## [WHAT THE EXERCISE ASKS]
Go through the records that follow and tally the lines with "JNCTN" in them; answer with the number alone.

## [MATERIAL PROVIDED]
------------

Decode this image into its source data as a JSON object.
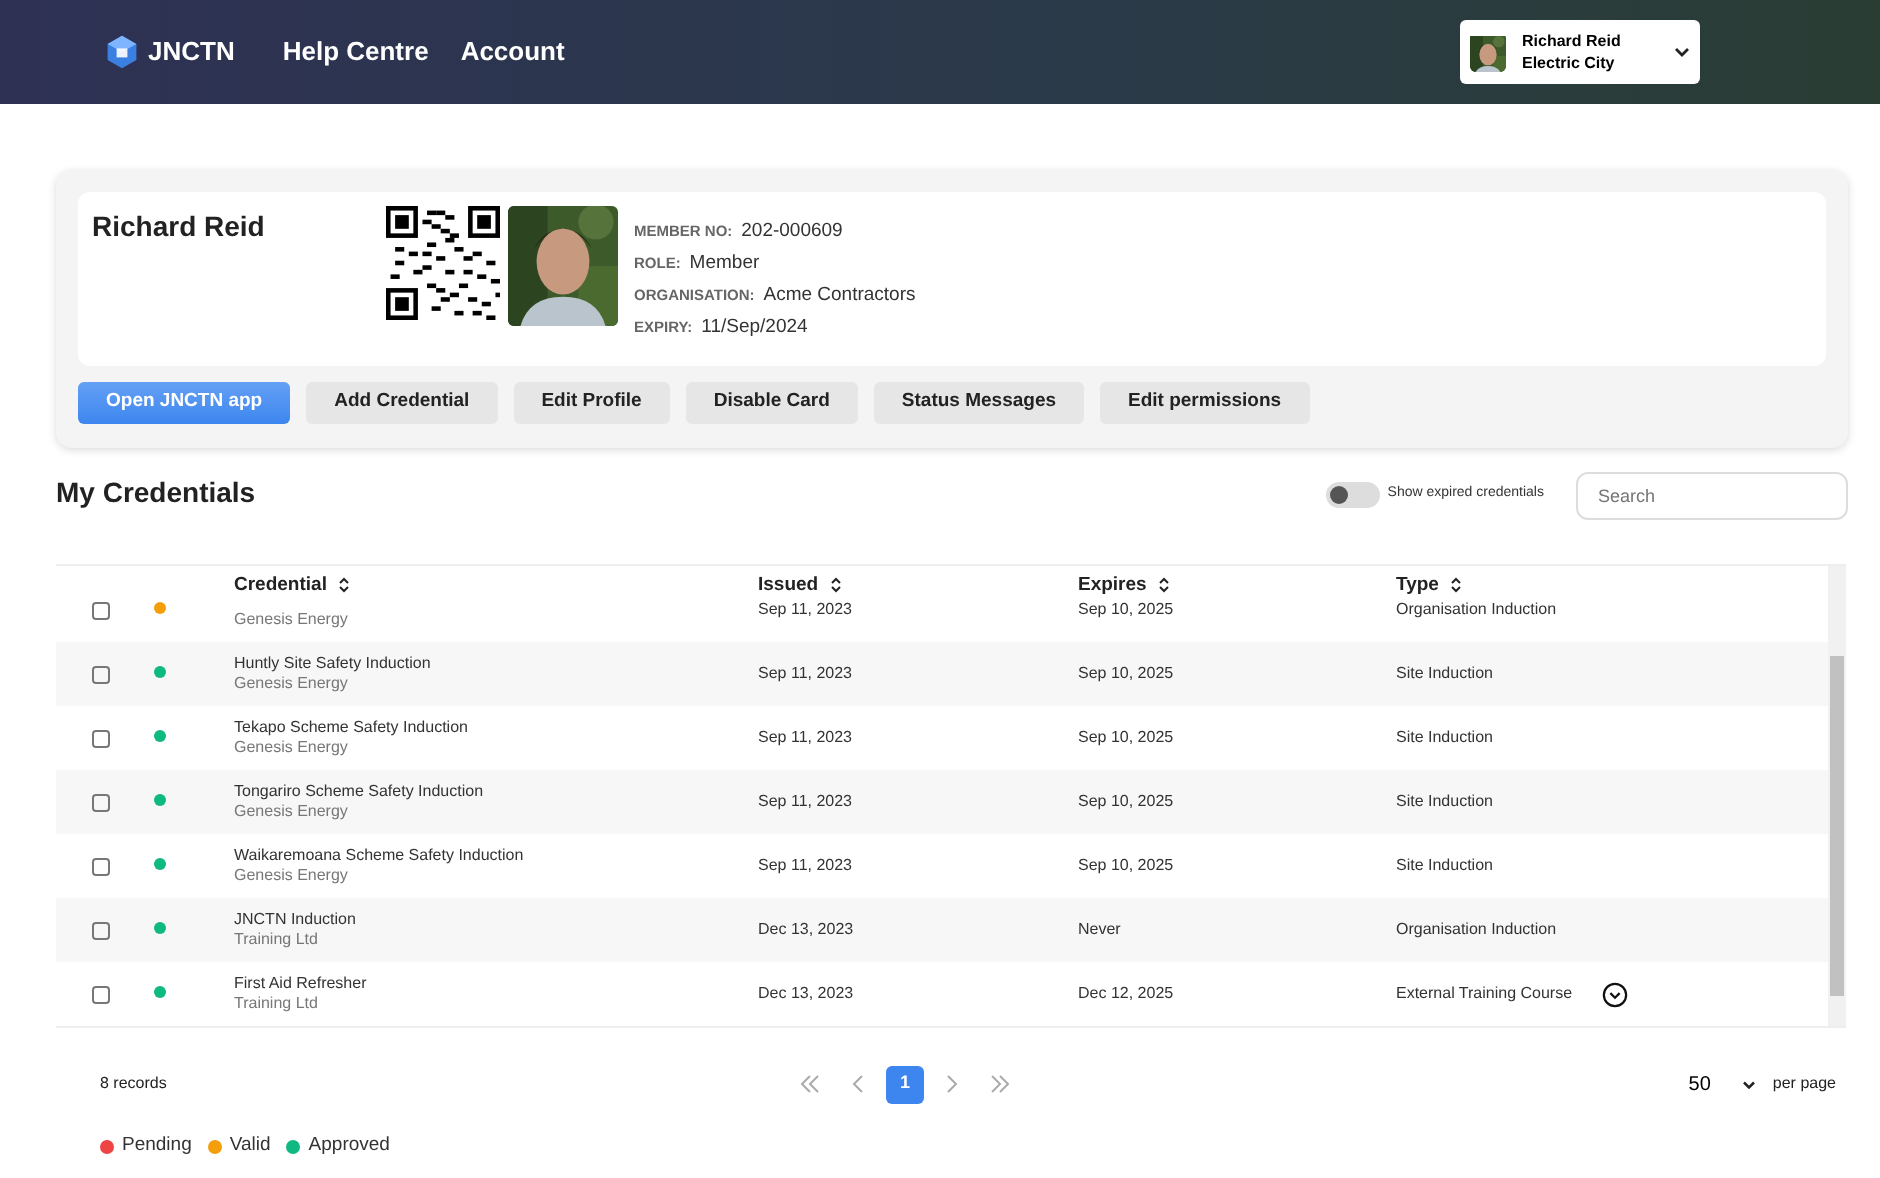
{
  "header": {
    "logo": "JNCTN",
    "nav": [
      "Help Centre",
      "Account"
    ],
    "user": {
      "name": "Richard Reid",
      "org": "Electric City"
    }
  },
  "profile": {
    "name": "Richard Reid",
    "fields": [
      {
        "label": "MEMBER NO:",
        "value": "202-000609"
      },
      {
        "label": "ROLE:",
        "value": "Member"
      },
      {
        "label": "ORGANISATION:",
        "value": "Acme Contractors"
      },
      {
        "label": "EXPIRY:",
        "value": "11/Sep/2024"
      }
    ],
    "buttons": [
      {
        "label": "Open JNCTN app",
        "kind": "primary"
      },
      {
        "label": "Add Credential",
        "kind": "secondary"
      },
      {
        "label": "Edit Profile",
        "kind": "secondary"
      },
      {
        "label": "Disable Card",
        "kind": "secondary"
      },
      {
        "label": "Status Messages",
        "kind": "secondary"
      },
      {
        "label": "Edit permissions",
        "kind": "secondary"
      }
    ]
  },
  "credentials": {
    "title": "My Credentials",
    "toggle": {
      "label": "Show expired credentials",
      "on": false
    },
    "search": {
      "placeholder": "Search"
    },
    "columns": [
      "Credential",
      "Issued",
      "Expires",
      "Type"
    ],
    "rows": [
      {
        "checked": false,
        "color": "#f59e0b",
        "org": "Genesis Energy",
        "issued": "Sep 11, 2023",
        "expires": "Sep 10, 2025",
        "type": "Organisation Induction"
      },
      {
        "checked": false,
        "color": "#10b981",
        "name": "Huntly Site Safety Induction",
        "org": "Genesis Energy",
        "issued": "Sep 11, 2023",
        "expires": "Sep 10, 2025",
        "type": "Site Induction"
      },
      {
        "checked": false,
        "color": "#10b981",
        "name": "Tekapo Scheme Safety Induction",
        "org": "Genesis Energy",
        "issued": "Sep 11, 2023",
        "expires": "Sep 10, 2025",
        "type": "Site Induction"
      },
      {
        "checked": false,
        "color": "#10b981",
        "name": "Tongariro Scheme Safety Induction",
        "org": "Genesis Energy",
        "issued": "Sep 11, 2023",
        "expires": "Sep 10, 2025",
        "type": "Site Induction"
      },
      {
        "checked": false,
        "color": "#10b981",
        "name": "Waikaremoana Scheme Safety Induction",
        "org": "Genesis Energy",
        "issued": "Sep 11, 2023",
        "expires": "Sep 10, 2025",
        "type": "Site Induction"
      },
      {
        "checked": false,
        "color": "#10b981",
        "name": "JNCTN Induction",
        "org": "Training Ltd",
        "issued": "Dec 13, 2023",
        "expires": "Never",
        "type": "Organisation Induction"
      },
      {
        "checked": false,
        "color": "#10b981",
        "name": "First Aid Refresher",
        "org": "Training Ltd",
        "issued": "Dec 13, 2023",
        "expires": "Dec 12, 2025",
        "type": "External Training Course",
        "expand": true
      }
    ],
    "records": "8 records",
    "pages": [
      {
        "label": "1",
        "selected": true
      }
    ],
    "per_page": {
      "value": "50",
      "label": "per page"
    },
    "legend": [
      {
        "label": "Pending",
        "color": "#ef4444"
      },
      {
        "label": "Valid",
        "color": "#f59e0b"
      },
      {
        "label": "Approved",
        "color": "#10b981"
      }
    ]
  }
}
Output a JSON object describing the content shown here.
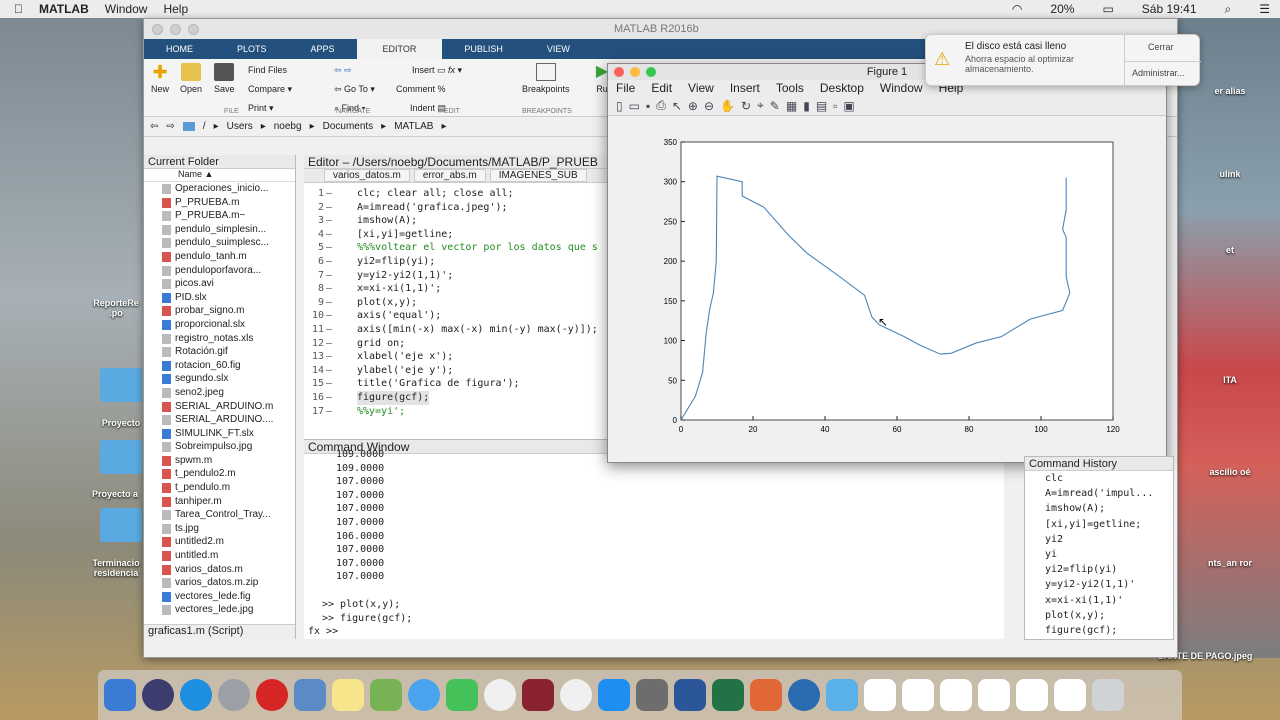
{
  "menubar": {
    "app": "MATLAB",
    "items": [
      "Window",
      "Help"
    ],
    "battery": "20%",
    "clock": "Sáb 19:41"
  },
  "window": {
    "title": "MATLAB R2016b"
  },
  "tabs": [
    "HOME",
    "PLOTS",
    "APPS",
    "EDITOR",
    "PUBLISH",
    "VIEW"
  ],
  "ribbon": {
    "new": "New",
    "open": "Open",
    "save": "Save",
    "find_files": "Find Files",
    "compare": "Compare",
    "print": "Print",
    "goto": "Go To",
    "find": "Find",
    "insert": "Insert",
    "comment": "Comment",
    "indent": "Indent",
    "breakpoints": "Breakpoints",
    "run": "Ru",
    "sections": [
      "FILE",
      "NAVIGATE",
      "EDIT",
      "BREAKPOINTS"
    ]
  },
  "address": [
    "/",
    "Users",
    "noebg",
    "Documents",
    "MATLAB"
  ],
  "current_folder": {
    "title": "Current Folder",
    "col": "Name ▲",
    "files": [
      "Operaciones_inicio...",
      "P_PRUEBA.m",
      "P_PRUEBA.m~",
      "pendulo_simplesin...",
      "pendulo_suimplesc...",
      "pendulo_tanh.m",
      "penduloporfavora...",
      "picos.avi",
      "PID.slx",
      "probar_signo.m",
      "proporcional.slx",
      "registro_notas.xls",
      "Rotación.gif",
      "rotacion_60.fig",
      "segundo.slx",
      "seno2.jpeg",
      "SERIAL_ARDUINO.m",
      "SERIAL_ARDUINO....",
      "SIMULINK_FT.slx",
      "Sobreimpulso.jpg",
      "spwm.m",
      "t_pendulo2.m",
      "t_pendulo.m",
      "tanhiper.m",
      "Tarea_Control_Tray...",
      "ts.jpg",
      "untitled2.m",
      "untitled.m",
      "varios_datos.m",
      "varios_datos.m.zip",
      "vectores_lede.fig",
      "vectores_lede.jpg"
    ],
    "footer": "graficas1.m  (Script)"
  },
  "editor": {
    "title": "Editor – /Users/noebg/Documents/MATLAB/P_PRUEB",
    "tabs": [
      "varios_datos.m",
      "error_abs.m",
      "IMAGENES_SUB"
    ],
    "lines": [
      "clc; clear all; close all;",
      "A=imread('grafica.jpeg');",
      "imshow(A);",
      "[xi,yi]=getline;",
      "%%%voltear el vector por los datos que s",
      "yi2=flip(yi);",
      "y=yi2-yi2(1,1)';",
      "x=xi-xi(1,1)';",
      "plot(x,y);",
      "axis('equal');",
      "axis([min(-x) max(-x) min(-y) max(-y)]);",
      "grid on;",
      "xlabel('eje x');",
      "ylabel('eje y');",
      "title('Grafica de figura');",
      "figure(gcf);",
      "%%y=yi';"
    ]
  },
  "command_window": {
    "title": "Command Window",
    "values": [
      "109.0000",
      "109.0000",
      "107.0000",
      "107.0000",
      "107.0000",
      "107.0000",
      "106.0000",
      "107.0000",
      "107.0000",
      "107.0000"
    ],
    "commands": [
      ">> plot(x,y);",
      ">> figure(gcf);"
    ],
    "prompt": "fx >>"
  },
  "figure": {
    "title": "Figure 1",
    "menu": [
      "File",
      "Edit",
      "View",
      "Insert",
      "Tools",
      "Desktop",
      "Window",
      "Help"
    ]
  },
  "chart_data": {
    "type": "line",
    "title": "",
    "xlabel": "",
    "ylabel": "",
    "xlim": [
      0,
      120
    ],
    "ylim": [
      0,
      350
    ],
    "xticks": [
      0,
      20,
      40,
      60,
      80,
      100,
      120
    ],
    "yticks": [
      0,
      50,
      100,
      150,
      200,
      250,
      300,
      350
    ],
    "color": "#4a86b8",
    "x": [
      0,
      4,
      6,
      7,
      8,
      9,
      9.8,
      10,
      17,
      17,
      23,
      30,
      35,
      43,
      51,
      53,
      55,
      62,
      66,
      72,
      75,
      82,
      89,
      97,
      106,
      108,
      107,
      107,
      106,
      107,
      107,
      107
    ],
    "y": [
      0,
      30,
      60,
      110,
      140,
      160,
      200,
      307,
      300,
      282,
      268,
      232,
      210,
      184,
      157,
      130,
      120,
      105,
      95,
      83,
      84,
      97,
      105,
      127,
      138,
      160,
      180,
      230,
      240,
      265,
      300,
      305
    ]
  },
  "notification": {
    "title": "El disco está casi lleno",
    "body": "Ahorra espacio al optimizar almacenamiento.",
    "close": "Cerrar",
    "manage": "Administrar..."
  },
  "history": {
    "title": "Command History",
    "items": [
      "clc",
      "A=imread('impul...",
      "imshow(A);",
      "[xi,yi]=getline;",
      "yi2",
      "yi",
      "yi2=flip(yi)",
      "y=yi2-yi2(1,1)'",
      "x=xi-xi(1,1)'",
      "plot(x,y);",
      "figure(gcf);"
    ]
  },
  "desktop": {
    "icons": [
      "ReporteRe .po",
      "Proyecto",
      "Proyecto a",
      "Terminacio residencia"
    ],
    "right_labels": [
      "er alias",
      "ulink",
      "et",
      "ITA",
      "ascilio oé",
      "nts_an ror",
      "SANTE DE PAGO.jpeg"
    ]
  }
}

------------

## [RESULT OF THIS TASK]
3